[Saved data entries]

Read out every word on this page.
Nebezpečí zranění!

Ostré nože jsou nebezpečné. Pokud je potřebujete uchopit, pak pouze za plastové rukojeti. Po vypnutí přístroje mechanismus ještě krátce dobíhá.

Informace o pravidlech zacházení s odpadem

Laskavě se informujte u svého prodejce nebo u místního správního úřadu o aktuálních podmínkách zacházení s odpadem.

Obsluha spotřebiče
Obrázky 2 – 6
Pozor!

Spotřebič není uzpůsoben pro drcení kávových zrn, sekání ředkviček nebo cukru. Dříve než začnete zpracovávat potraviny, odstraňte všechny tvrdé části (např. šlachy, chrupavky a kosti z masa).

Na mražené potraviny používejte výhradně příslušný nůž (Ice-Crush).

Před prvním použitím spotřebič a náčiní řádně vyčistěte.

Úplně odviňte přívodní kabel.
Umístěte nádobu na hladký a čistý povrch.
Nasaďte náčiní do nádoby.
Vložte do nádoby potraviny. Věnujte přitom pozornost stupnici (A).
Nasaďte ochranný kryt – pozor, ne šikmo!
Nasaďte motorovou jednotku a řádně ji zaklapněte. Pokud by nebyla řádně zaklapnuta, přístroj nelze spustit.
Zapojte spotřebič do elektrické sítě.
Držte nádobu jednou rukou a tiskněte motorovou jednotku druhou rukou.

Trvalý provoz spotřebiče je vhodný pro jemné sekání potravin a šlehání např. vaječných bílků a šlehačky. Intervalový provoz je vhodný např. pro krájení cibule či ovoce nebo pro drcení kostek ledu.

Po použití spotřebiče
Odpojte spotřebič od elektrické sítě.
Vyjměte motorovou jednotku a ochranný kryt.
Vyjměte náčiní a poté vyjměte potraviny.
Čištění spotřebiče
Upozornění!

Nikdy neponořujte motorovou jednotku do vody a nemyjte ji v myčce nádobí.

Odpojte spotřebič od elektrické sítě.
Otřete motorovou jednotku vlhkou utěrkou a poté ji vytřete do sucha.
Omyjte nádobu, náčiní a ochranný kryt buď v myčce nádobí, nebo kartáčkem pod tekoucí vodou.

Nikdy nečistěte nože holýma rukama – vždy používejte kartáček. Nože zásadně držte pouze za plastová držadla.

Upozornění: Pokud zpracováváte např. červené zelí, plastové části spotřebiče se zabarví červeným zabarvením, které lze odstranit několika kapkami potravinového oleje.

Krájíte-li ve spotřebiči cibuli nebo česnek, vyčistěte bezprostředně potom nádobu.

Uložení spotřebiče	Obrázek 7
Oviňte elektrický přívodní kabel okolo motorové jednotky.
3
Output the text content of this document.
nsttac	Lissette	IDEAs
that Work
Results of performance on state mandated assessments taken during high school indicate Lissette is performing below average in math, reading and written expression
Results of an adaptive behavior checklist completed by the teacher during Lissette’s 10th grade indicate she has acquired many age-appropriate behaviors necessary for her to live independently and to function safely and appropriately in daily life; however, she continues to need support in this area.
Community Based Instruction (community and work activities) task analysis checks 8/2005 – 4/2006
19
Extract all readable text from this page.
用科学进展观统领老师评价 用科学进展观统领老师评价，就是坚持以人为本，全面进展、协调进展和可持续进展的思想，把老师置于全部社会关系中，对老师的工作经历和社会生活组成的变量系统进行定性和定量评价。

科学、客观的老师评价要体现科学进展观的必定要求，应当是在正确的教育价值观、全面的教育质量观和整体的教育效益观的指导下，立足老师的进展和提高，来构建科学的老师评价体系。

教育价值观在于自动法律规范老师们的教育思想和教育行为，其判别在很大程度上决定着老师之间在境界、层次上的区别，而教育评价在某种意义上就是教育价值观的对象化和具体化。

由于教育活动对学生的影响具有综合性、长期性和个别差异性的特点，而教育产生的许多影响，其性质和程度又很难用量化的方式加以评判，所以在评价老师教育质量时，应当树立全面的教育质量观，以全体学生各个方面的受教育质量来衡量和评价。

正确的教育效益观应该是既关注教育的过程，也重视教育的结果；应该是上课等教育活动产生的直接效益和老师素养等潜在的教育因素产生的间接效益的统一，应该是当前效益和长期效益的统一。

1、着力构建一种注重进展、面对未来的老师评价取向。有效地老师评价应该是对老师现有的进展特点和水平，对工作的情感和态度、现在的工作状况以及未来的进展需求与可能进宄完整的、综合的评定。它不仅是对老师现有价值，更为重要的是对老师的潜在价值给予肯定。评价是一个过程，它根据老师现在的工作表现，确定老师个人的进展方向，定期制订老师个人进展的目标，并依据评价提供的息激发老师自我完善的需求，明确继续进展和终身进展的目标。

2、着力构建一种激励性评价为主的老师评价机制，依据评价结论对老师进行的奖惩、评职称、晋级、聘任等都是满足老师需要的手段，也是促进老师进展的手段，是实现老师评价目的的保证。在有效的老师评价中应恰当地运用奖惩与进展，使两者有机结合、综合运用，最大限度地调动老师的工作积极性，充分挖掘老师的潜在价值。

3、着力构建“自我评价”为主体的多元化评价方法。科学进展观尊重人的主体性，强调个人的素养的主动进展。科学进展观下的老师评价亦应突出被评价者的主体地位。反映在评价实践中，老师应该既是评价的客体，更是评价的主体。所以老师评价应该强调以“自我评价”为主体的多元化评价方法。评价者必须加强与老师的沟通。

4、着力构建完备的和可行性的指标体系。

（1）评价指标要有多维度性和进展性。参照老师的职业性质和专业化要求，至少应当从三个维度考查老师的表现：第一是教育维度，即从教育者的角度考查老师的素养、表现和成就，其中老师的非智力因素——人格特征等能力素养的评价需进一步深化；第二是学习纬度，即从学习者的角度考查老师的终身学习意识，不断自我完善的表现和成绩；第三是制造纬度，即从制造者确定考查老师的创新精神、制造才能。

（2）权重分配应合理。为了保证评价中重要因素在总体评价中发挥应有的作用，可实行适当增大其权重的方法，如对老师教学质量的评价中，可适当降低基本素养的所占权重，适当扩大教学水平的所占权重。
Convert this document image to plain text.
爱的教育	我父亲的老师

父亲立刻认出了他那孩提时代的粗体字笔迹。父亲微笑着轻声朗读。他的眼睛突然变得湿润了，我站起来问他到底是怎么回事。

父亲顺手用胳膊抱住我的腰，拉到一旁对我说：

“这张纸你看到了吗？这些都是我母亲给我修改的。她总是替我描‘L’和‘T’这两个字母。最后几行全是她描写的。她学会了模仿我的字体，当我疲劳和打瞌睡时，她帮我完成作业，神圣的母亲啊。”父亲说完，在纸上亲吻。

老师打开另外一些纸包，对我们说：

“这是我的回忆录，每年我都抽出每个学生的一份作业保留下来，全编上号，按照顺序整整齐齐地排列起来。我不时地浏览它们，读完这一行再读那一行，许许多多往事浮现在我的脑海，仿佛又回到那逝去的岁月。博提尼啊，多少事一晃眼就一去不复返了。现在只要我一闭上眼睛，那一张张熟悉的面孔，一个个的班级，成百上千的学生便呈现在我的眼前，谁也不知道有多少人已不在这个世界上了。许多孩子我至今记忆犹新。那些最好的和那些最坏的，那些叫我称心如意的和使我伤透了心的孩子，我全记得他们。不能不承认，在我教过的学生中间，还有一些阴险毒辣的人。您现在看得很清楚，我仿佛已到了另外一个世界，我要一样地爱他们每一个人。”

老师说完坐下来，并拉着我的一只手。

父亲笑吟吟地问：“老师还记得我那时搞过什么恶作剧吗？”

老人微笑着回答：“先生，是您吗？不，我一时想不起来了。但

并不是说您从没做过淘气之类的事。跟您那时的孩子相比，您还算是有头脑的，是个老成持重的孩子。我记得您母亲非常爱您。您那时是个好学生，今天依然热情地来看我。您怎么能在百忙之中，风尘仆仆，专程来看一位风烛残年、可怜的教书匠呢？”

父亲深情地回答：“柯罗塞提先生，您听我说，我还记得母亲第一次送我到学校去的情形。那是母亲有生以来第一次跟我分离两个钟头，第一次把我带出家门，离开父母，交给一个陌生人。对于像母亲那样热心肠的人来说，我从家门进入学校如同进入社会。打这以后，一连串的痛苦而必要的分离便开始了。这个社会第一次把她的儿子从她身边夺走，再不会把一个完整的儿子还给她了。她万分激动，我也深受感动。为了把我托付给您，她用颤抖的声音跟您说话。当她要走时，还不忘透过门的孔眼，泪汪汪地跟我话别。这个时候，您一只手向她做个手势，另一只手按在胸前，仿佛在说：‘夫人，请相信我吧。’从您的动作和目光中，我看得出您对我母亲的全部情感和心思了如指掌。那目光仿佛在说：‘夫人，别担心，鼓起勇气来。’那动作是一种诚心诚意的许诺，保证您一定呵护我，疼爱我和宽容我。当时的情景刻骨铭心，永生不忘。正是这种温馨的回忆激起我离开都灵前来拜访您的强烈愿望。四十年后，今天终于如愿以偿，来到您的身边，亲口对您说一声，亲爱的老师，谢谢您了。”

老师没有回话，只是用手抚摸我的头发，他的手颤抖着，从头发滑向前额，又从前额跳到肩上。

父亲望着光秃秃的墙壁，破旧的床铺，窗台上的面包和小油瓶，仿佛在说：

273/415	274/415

• Work instructions: From the records above, work out how many lines contain the string "zacházení". Give only the number.

• Correct output: 2